Exercise instructions — Transcribe every line, keeping it exact.

Source material —
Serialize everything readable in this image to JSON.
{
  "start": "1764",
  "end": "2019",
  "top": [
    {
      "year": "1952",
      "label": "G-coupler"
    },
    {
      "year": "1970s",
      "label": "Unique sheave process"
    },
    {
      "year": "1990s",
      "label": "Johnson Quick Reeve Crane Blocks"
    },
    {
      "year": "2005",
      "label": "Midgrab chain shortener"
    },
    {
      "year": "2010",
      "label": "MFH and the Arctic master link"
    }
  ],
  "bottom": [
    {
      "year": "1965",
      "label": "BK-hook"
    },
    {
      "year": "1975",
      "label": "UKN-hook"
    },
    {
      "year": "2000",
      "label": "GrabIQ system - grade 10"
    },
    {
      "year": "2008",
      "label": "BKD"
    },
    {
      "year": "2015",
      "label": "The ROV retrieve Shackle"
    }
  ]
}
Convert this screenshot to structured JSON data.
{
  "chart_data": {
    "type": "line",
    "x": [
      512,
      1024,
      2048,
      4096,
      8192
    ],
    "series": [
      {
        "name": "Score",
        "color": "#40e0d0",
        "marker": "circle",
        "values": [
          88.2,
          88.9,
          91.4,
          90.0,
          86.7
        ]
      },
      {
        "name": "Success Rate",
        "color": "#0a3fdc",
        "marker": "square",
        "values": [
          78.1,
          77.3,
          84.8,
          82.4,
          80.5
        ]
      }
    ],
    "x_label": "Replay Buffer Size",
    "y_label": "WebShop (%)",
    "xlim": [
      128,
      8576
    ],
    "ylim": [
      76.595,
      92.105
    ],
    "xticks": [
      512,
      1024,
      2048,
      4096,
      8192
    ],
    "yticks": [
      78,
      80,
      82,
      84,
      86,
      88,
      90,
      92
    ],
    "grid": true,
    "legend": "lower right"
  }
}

Written response —
Serialize everything readable in this image to JSON.
{
  "start": "1764",
  "end": "2019",
  "top": [
    {
      "year": "1952",
      "label": "G-coupler"
    },
    {
      "year": "1970s",
      "label": "Unique sheave process"
    },
    {
      "year": "1990s",
      "label": "Johnson Quick Reeve Crane Blocks"
    },
    {
      "year": "2005",
      "label": "Midgrab chain shortener"
    },
    {
      "year": "2010",
      "label": "MFH and the Arctic master link"
    }
  ],
  "bottom": [
    {
      "year": "1965",
      "label": "BK-hook"
    },
    {
      "year": "1975",
      "label": "UKN-hook"
    },
    {
      "year": "2000",
      "label": "GrabIQ system - grade 10"
    },
    {
      "year": "2008",
      "label": "BKD"
    },
    {
      "year": "2015",
      "label": "The ROV retrieve Shackle"
    }
  ]
}
Convert this screenshot to structured JSON data.
{
  "chart_data": {
    "type": "line",
    "x": [
      512,
      1024,
      2048,
      4096,
      8192
    ],
    "series": [
      {
        "name": "Score",
        "color": "#40e0d0",
        "marker": "circle",
        "values": [
          88.2,
          88.9,
          91.4,
          90.0,
          86.7
        ]
      },
      {
        "name": "Success Rate",
        "color": "#0a3fdc",
        "marker": "square",
        "values": [
          78.1,
          77.3,
          84.8,
          82.4,
          80.5
        ]
      }
    ],
    "x_label": "Replay Buffer Size",
    "y_label": "WebShop (%)",
    "xlim": [
      128,
      8576
    ],
    "ylim": [
      76.595,
      92.105
    ],
    "xticks": [
      512,
      1024,
      2048,
      4096,
      8192
    ],
    "yticks": [
      78,
      80,
      82,
      84,
      86,
      88,
      90,
      92
    ],
    "grid": true,
    "legend": "lower right"
  }
}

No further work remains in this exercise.